#### WORK TO BE COMPLETED:
Starting at the line that contains "Type out the text in this image.", quote each line exactly through the last line of the entries, both included.

#### SUPPLIED MATERIAL:
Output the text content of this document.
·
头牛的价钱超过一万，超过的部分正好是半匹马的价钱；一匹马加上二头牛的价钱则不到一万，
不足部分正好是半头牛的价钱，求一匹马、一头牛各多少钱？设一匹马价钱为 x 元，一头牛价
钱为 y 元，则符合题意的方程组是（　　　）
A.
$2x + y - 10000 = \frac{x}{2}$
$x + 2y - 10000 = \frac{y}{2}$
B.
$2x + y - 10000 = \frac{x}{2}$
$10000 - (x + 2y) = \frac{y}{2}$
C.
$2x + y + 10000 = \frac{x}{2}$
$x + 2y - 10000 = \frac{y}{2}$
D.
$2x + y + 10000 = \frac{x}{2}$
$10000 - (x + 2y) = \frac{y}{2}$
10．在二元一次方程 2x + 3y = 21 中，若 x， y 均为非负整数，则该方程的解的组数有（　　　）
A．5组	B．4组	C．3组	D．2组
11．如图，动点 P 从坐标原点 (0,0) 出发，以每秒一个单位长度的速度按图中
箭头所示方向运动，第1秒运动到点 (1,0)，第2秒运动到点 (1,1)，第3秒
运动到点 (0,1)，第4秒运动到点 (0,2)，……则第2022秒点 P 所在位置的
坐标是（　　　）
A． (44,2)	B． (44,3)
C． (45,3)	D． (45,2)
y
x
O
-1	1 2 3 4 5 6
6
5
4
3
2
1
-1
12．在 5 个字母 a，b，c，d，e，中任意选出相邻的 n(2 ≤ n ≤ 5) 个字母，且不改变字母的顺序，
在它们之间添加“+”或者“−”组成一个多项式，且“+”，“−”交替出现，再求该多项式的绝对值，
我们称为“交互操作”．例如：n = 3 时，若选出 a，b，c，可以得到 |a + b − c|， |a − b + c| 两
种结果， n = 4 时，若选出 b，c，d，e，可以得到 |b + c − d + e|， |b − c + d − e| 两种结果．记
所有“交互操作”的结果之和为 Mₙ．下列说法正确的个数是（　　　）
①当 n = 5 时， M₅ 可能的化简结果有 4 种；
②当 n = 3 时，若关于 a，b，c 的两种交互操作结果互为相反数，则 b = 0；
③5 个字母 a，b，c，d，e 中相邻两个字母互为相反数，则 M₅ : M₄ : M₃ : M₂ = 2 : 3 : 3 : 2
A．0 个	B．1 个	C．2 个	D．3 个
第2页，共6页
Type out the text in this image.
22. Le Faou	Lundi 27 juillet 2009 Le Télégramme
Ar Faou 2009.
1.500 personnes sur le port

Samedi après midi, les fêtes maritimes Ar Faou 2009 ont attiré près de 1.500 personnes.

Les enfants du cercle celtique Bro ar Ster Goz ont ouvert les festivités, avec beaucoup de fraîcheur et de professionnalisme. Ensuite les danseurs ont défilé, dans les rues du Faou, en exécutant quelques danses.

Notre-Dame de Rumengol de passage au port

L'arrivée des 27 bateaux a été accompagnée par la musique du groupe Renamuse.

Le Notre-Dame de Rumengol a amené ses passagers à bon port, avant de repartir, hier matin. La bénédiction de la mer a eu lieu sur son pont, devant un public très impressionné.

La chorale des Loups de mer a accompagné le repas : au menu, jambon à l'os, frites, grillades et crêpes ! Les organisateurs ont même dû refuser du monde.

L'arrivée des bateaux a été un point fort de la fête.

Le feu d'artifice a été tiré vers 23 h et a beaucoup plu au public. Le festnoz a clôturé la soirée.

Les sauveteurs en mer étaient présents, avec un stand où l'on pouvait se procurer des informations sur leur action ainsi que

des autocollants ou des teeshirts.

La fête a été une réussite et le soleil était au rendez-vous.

#### SOLUTION BELOW:
Type out the text in this image.
22. Le Faou	Lundi 27 juillet 2009 Le Télégramme
Ar Faou 2009.
1.500 personnes sur le port

Samedi après midi, les fêtes maritimes Ar Faou 2009 ont attiré près de 1.500 personnes.

Les enfants du cercle celtique Bro ar Ster Goz ont ouvert les festivités, avec beaucoup de fraîcheur et de professionnalisme. Ensuite les danseurs ont défilé, dans les rues du Faou, en exécutant quelques danses.

Notre-Dame de Rumengol de passage au port

L'arrivée des 27 bateaux a été accompagnée par la musique du groupe Renamuse.

Le Notre-Dame de Rumengol a amené ses passagers à bon port, avant de repartir, hier matin. La bénédiction de la mer a eu lieu sur son pont, devant un public très impressionné.

La chorale des Loups de mer a accompagné le repas : au menu, jambon à l'os, frites, grillades et crêpes ! Les organisateurs ont même dû refuser du monde.

L'arrivée des bateaux a été un point fort de la fête.

Le feu d'artifice a été tiré vers 23 h et a beaucoup plu au public. Le festnoz a clôturé la soirée.

Les sauveteurs en mer étaient présents, avec un stand où l'on pouvait se procurer des informations sur leur action ainsi que

des autocollants ou des teeshirts.

La fête a été une réussite et le soleil était au rendez-vous.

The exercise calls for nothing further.